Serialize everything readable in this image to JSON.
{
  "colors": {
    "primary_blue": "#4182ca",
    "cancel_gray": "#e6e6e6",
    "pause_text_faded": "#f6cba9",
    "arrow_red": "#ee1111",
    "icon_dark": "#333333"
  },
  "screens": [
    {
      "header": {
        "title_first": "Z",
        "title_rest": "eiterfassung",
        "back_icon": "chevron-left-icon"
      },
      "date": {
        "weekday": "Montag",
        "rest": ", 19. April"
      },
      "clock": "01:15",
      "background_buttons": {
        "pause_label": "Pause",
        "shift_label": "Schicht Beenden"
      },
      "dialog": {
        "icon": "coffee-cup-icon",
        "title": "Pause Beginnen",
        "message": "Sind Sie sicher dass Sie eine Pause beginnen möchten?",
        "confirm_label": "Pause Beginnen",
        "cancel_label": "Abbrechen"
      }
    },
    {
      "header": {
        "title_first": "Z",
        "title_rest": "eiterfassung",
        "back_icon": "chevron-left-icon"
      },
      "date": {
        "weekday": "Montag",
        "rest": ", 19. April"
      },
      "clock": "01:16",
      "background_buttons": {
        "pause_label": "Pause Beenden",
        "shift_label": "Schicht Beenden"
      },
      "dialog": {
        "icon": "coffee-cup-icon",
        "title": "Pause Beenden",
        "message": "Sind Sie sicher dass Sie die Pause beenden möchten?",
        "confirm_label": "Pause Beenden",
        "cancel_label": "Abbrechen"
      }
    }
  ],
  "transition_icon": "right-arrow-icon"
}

....................

• PROMPT
Write the data from above out again, exactly.

• EXERCISE ANSWER
Serialize everything readable in this image to JSON.
{
  "colors": {
    "primary_blue": "#4182ca",
    "cancel_gray": "#e6e6e6",
    "pause_text_faded": "#f6cba9",
    "arrow_red": "#ee1111",
    "icon_dark": "#333333"
  },
  "screens": [
    {
      "header": {
        "title_first": "Z",
        "title_rest": "eiterfassung",
        "back_icon": "chevron-left-icon"
      },
      "date": {
        "weekday": "Montag",
        "rest": ", 19. April"
      },
      "clock": "01:15",
      "background_buttons": {
        "pause_label": "Pause",
        "shift_label": "Schicht Beenden"
      },
      "dialog": {
        "icon": "coffee-cup-icon",
        "title": "Pause Beginnen",
        "message": "Sind Sie sicher dass Sie eine Pause beginnen möchten?",
        "confirm_label": "Pause Beginnen",
        "cancel_label": "Abbrechen"
      }
    },
    {
      "header": {
        "title_first": "Z",
        "title_rest": "eiterfassung",
        "back_icon": "chevron-left-icon"
      },
      "date": {
        "weekday": "Montag",
        "rest": ", 19. April"
      },
      "clock": "01:16",
      "background_buttons": {
        "pause_label": "Pause Beenden",
        "shift_label": "Schicht Beenden"
      },
      "dialog": {
        "icon": "coffee-cup-icon",
        "title": "Pause Beenden",
        "message": "Sind Sie sicher dass Sie die Pause beenden möchten?",
        "confirm_label": "Pause Beenden",
        "cancel_label": "Abbrechen"
      }
    }
  ],
  "transition_icon": "right-arrow-icon"
}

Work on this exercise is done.